=== Entries supplied ===

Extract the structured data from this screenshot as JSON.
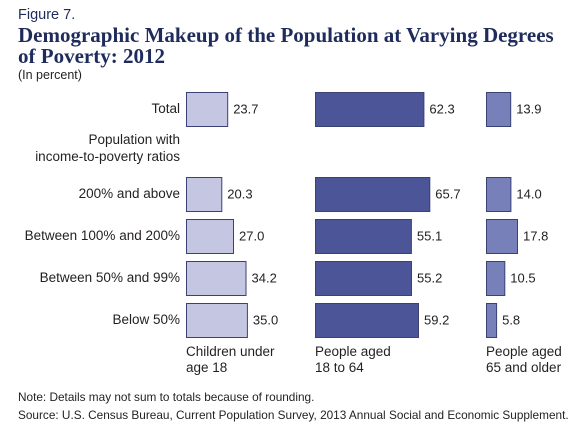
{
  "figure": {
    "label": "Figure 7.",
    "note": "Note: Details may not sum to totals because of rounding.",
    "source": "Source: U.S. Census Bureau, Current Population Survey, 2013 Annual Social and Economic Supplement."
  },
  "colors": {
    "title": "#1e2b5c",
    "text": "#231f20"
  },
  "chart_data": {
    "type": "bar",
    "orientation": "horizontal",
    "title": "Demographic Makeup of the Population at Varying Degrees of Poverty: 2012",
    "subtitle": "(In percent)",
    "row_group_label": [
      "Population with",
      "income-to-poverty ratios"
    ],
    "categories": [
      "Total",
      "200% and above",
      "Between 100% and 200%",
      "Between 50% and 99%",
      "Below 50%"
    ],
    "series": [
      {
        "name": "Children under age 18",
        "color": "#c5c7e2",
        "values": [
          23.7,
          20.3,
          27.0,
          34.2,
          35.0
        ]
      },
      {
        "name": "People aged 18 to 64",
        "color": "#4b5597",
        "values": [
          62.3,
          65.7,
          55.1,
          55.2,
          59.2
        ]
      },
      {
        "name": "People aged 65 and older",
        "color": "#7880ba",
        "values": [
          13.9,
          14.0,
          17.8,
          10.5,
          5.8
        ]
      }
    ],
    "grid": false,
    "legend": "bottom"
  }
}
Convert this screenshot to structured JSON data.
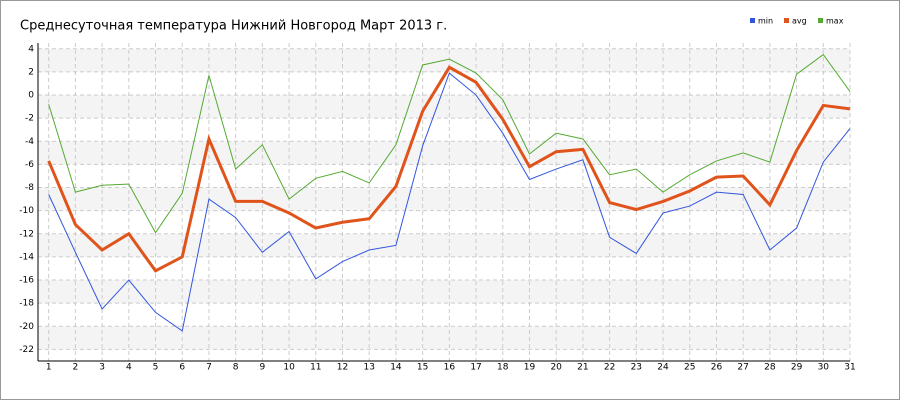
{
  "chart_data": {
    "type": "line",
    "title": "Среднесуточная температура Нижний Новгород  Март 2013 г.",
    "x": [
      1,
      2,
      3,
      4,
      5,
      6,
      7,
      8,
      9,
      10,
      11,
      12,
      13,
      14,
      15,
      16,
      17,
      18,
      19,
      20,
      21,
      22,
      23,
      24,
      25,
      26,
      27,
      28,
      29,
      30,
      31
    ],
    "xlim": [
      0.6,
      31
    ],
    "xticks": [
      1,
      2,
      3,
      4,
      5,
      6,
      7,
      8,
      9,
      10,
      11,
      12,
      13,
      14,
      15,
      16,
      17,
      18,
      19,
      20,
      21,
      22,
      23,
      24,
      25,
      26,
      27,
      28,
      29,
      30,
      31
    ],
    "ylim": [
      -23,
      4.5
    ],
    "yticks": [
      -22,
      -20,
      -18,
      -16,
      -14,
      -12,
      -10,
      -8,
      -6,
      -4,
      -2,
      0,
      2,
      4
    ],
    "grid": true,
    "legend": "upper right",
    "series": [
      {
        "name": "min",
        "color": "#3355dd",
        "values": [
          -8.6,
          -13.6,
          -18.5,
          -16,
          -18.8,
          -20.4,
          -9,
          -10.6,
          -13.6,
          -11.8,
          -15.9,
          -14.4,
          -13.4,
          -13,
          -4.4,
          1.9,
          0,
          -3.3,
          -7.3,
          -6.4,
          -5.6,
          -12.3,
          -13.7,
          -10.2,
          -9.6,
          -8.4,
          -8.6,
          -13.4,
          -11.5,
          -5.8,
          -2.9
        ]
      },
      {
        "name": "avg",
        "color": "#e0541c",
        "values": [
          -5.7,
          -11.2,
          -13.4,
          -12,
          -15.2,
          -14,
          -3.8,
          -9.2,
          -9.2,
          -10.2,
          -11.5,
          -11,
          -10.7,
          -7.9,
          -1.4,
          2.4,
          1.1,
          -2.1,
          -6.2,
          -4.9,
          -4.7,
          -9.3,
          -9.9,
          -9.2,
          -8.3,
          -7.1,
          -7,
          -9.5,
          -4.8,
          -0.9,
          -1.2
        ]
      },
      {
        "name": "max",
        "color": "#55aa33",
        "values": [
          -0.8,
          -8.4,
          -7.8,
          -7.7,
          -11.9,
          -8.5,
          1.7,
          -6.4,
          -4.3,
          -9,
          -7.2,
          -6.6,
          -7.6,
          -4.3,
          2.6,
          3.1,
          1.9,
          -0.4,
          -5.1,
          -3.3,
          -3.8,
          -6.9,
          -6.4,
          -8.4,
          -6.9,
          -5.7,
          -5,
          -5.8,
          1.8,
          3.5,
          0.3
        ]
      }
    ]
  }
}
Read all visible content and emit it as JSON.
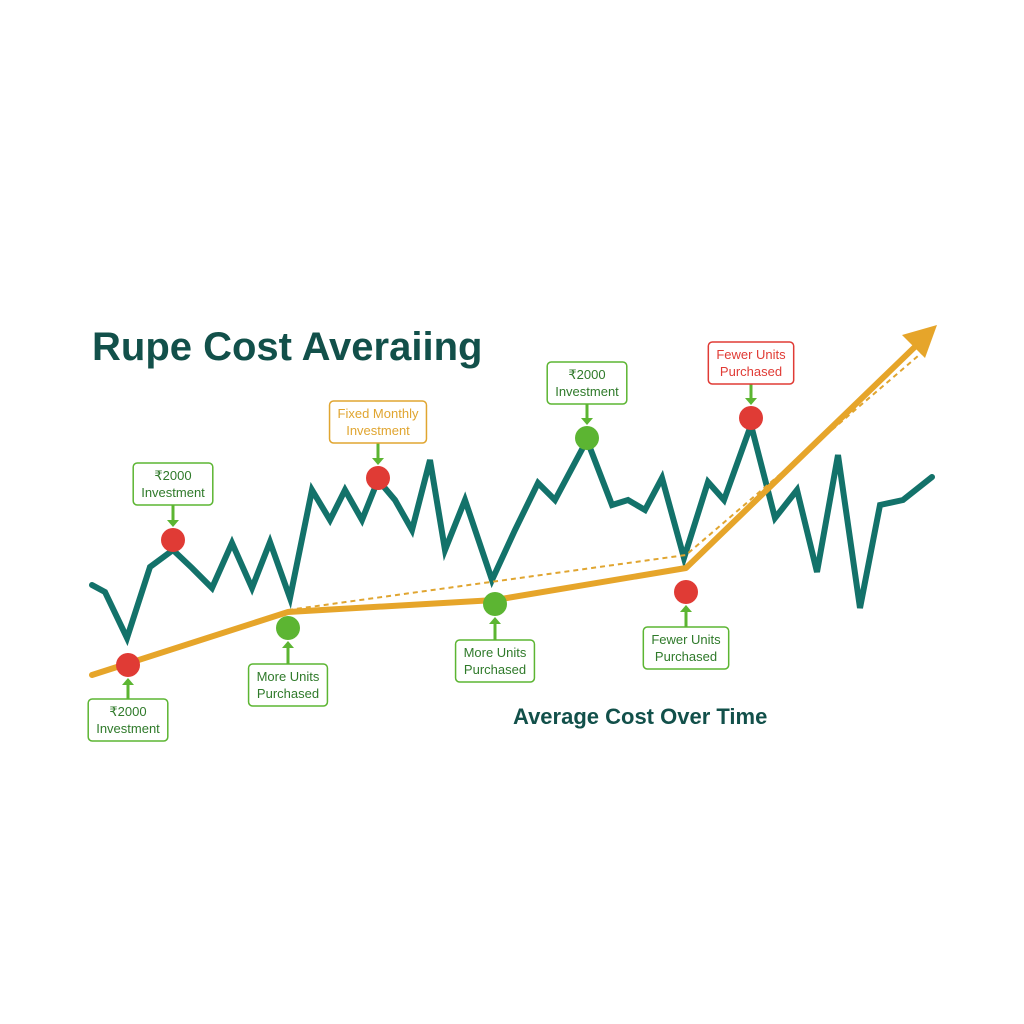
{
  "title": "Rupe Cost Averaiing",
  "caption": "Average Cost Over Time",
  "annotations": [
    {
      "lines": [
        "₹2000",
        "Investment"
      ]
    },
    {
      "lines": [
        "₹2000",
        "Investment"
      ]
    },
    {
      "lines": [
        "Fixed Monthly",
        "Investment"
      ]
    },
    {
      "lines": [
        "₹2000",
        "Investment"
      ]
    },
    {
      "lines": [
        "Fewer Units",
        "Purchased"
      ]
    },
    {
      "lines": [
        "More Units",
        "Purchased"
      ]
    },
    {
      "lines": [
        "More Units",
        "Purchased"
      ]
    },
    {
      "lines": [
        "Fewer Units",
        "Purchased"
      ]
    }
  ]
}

===

### What the exercise asks
From the records above, copy every line that holds the word "aged".

### Result for this task
        "name": "People aged 18 to 64",
        "name": "People aged 65 and older",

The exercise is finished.